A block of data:

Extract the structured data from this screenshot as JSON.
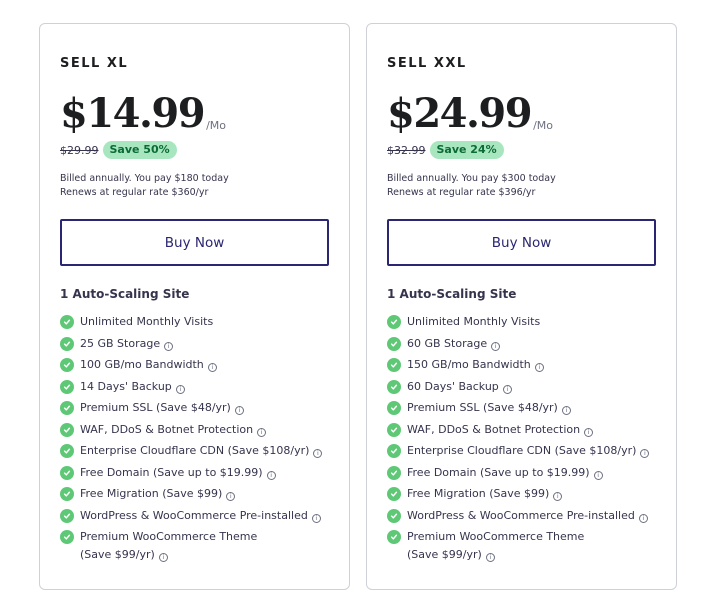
{
  "plans": [
    {
      "name": "SELL XL",
      "price": "$14.99",
      "price_unit": "/Mo",
      "old_price": "$29.99",
      "save_label": "Save 50%",
      "billing_line_1": "Billed annually. You pay $180 today",
      "billing_line_2": "Renews at regular rate $360/yr",
      "button_label": "Buy Now",
      "sites": "1 Auto-Scaling Site",
      "features": [
        {
          "text": "Unlimited Monthly Visits",
          "info": false
        },
        {
          "text": "25 GB Storage",
          "info": true
        },
        {
          "text": "100 GB/mo Bandwidth",
          "info": true
        },
        {
          "text": "14 Days' Backup",
          "info": true
        },
        {
          "text": "Premium SSL (Save $48/yr)",
          "info": true
        },
        {
          "text": "WAF, DDoS & Botnet Protection",
          "info": true
        },
        {
          "text": "Enterprise Cloudflare CDN (Save $108/yr)",
          "info": true
        },
        {
          "text": "Free Domain (Save up to $19.99)",
          "info": true
        },
        {
          "text": "Free Migration (Save $99)",
          "info": true
        },
        {
          "text": "WordPress & WooCommerce Pre-installed",
          "info": true
        },
        {
          "text": "Premium WooCommerce Theme",
          "text2": "(Save $99/yr)",
          "info": true
        }
      ]
    },
    {
      "name": "SELL XXL",
      "price": "$24.99",
      "price_unit": "/Mo",
      "old_price": "$32.99",
      "save_label": "Save 24%",
      "billing_line_1": "Billed annually. You pay $300 today",
      "billing_line_2": "Renews at regular rate $396/yr",
      "button_label": "Buy Now",
      "sites": "1 Auto-Scaling Site",
      "features": [
        {
          "text": "Unlimited Monthly Visits",
          "info": false
        },
        {
          "text": "60 GB Storage",
          "info": true
        },
        {
          "text": "150 GB/mo Bandwidth",
          "info": true
        },
        {
          "text": "60 Days' Backup",
          "info": true
        },
        {
          "text": "Premium SSL (Save $48/yr)",
          "info": true
        },
        {
          "text": "WAF, DDoS & Botnet Protection",
          "info": true
        },
        {
          "text": "Enterprise Cloudflare CDN (Save $108/yr)",
          "info": true
        },
        {
          "text": "Free Domain (Save up to $19.99)",
          "info": true
        },
        {
          "text": "Free Migration (Save $99)",
          "info": true
        },
        {
          "text": "WordPress & WooCommerce Pre-installed",
          "info": true
        },
        {
          "text": "Premium WooCommerce Theme",
          "text2": "(Save $99/yr)",
          "info": true
        }
      ]
    }
  ],
  "icons": {
    "check": "check-circle-icon",
    "info": "info-icon"
  },
  "colors": {
    "accent": "#2a2671",
    "check": "#5fc876",
    "badge_bg": "#a8e6c0",
    "badge_text": "#0b6b36"
  }
}
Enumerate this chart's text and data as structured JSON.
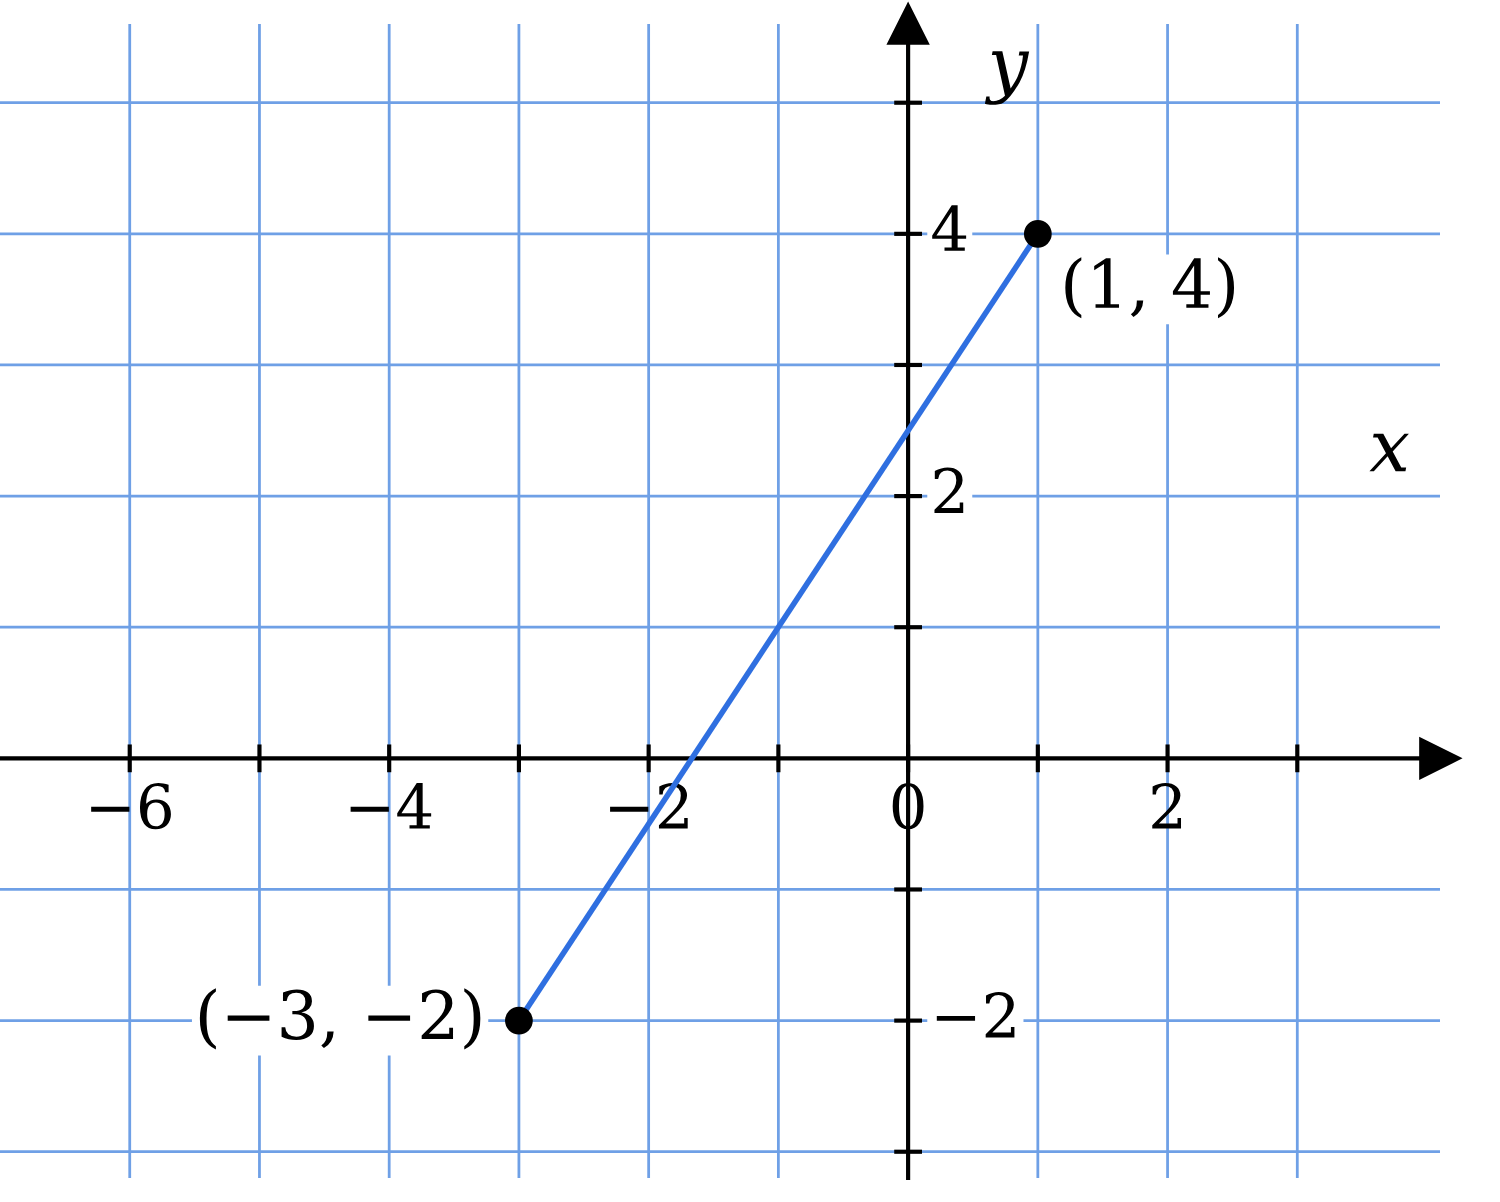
{
  "chart_data": {
    "type": "line",
    "xlabel": "x",
    "ylabel": "y",
    "x": [
      -3,
      1
    ],
    "series": [
      {
        "color": "#2f6fe0",
        "values": [
          -2,
          4
        ]
      }
    ],
    "marker": "circle",
    "line_style": "solid",
    "grid": true,
    "xlim": [
      -7,
      4.1
    ],
    "ylim": [
      -3.2,
      5.6
    ],
    "xticks": [
      -6,
      {
        "value": -5,
        "label": null
      },
      -4,
      {
        "value": -3,
        "label": null
      },
      -2,
      {
        "value": -1,
        "label": null
      },
      0,
      {
        "value": 1,
        "label": null
      },
      2,
      {
        "value": 3,
        "label": null
      }
    ],
    "yticks": [
      {
        "value": -3,
        "label": null
      },
      -2,
      {
        "value": -1,
        "label": null
      },
      {
        "value": 1,
        "label": null
      },
      2,
      {
        "value": 3,
        "label": null
      },
      4,
      {
        "value": 5,
        "label": null
      }
    ],
    "annotations": [
      {
        "text": "(−3, −2)",
        "x": -3,
        "y": -2
      },
      {
        "text": "(1, 4)",
        "x": 1,
        "y": 4
      }
    ]
  }
}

**What is asked:**
Write out the listing word for word, omitting the pictures it holds.

**Task output:**
Extract the structured data from this screenshot as JSON.
{
  "plans": [
    {
      "name": "SELL XL",
      "price": "$14.99",
      "price_unit": "/Mo",
      "old_price": "$29.99",
      "save_label": "Save 50%",
      "billing_line_1": "Billed annually. You pay $180 today",
      "billing_line_2": "Renews at regular rate $360/yr",
      "button_label": "Buy Now",
      "sites": "1 Auto-Scaling Site",
      "features": [
        {
          "text": "Unlimited Monthly Visits",
          "info": false
        },
        {
          "text": "25 GB Storage",
          "info": true
        },
        {
          "text": "100 GB/mo Bandwidth",
          "info": true
        },
        {
          "text": "14 Days' Backup",
          "info": true
        },
        {
          "text": "Premium SSL (Save $48/yr)",
          "info": true
        },
        {
          "text": "WAF, DDoS & Botnet Protection",
          "info": true
        },
        {
          "text": "Enterprise Cloudflare CDN (Save $108/yr)",
          "info": true
        },
        {
          "text": "Free Domain (Save up to $19.99)",
          "info": true
        },
        {
          "text": "Free Migration (Save $99)",
          "info": true
        },
        {
          "text": "WordPress & WooCommerce Pre-installed",
          "info": true
        },
        {
          "text": "Premium WooCommerce Theme",
          "text2": "(Save $99/yr)",
          "info": true
        }
      ]
    },
    {
      "name": "SELL XXL",
      "price": "$24.99",
      "price_unit": "/Mo",
      "old_price": "$32.99",
      "save_label": "Save 24%",
      "billing_line_1": "Billed annually. You pay $300 today",
      "billing_line_2": "Renews at regular rate $396/yr",
      "button_label": "Buy Now",
      "sites": "1 Auto-Scaling Site",
      "features": [
        {
          "text": "Unlimited Monthly Visits",
          "info": false
        },
        {
          "text": "60 GB Storage",
          "info": true
        },
        {
          "text": "150 GB/mo Bandwidth",
          "info": true
        },
        {
          "text": "60 Days' Backup",
          "info": true
        },
        {
          "text": "Premium SSL (Save $48/yr)",
          "info": true
        },
        {
          "text": "WAF, DDoS & Botnet Protection",
          "info": true
        },
        {
          "text": "Enterprise Cloudflare CDN (Save $108/yr)",
          "info": true
        },
        {
          "text": "Free Domain (Save up to $19.99)",
          "info": true
        },
        {
          "text": "Free Migration (Save $99)",
          "info": true
        },
        {
          "text": "WordPress & WooCommerce Pre-installed",
          "info": true
        },
        {
          "text": "Premium WooCommerce Theme",
          "text2": "(Save $99/yr)",
          "info": true
        }
      ]
    }
  ],
  "icons": {
    "check": "check-circle-icon",
    "info": "info-icon"
  },
  "colors": {
    "accent": "#2a2671",
    "check": "#5fc876",
    "badge_bg": "#a8e6c0",
    "badge_text": "#0b6b36"
  }
}
Enumerate this chart's text and data as structured JSON.
{
  "chart_data": {
    "type": "line",
    "xlabel": "x",
    "ylabel": "y",
    "x": [
      -3,
      1
    ],
    "series": [
      {
        "color": "#2f6fe0",
        "values": [
          -2,
          4
        ]
      }
    ],
    "marker": "circle",
    "line_style": "solid",
    "grid": true,
    "xlim": [
      -7,
      4.1
    ],
    "ylim": [
      -3.2,
      5.6
    ],
    "xticks": [
      -6,
      {
        "value": -5,
        "label": null
      },
      -4,
      {
        "value": -3,
        "label": null
      },
      -2,
      {
        "value": -1,
        "label": null
      },
      0,
      {
        "value": 1,
        "label": null
      },
      2,
      {
        "value": 3,
        "label": null
      }
    ],
    "yticks": [
      {
        "value": -3,
        "label": null
      },
      -2,
      {
        "value": -1,
        "label": null
      },
      {
        "value": 1,
        "label": null
      },
      2,
      {
        "value": 3,
        "label": null
      },
      4,
      {
        "value": 5,
        "label": null
      }
    ],
    "annotations": [
      {
        "text": "(−3, −2)",
        "x": -3,
        "y": -2
      },
      {
        "text": "(1, 4)",
        "x": 1,
        "y": 4
      }
    ]
  }
}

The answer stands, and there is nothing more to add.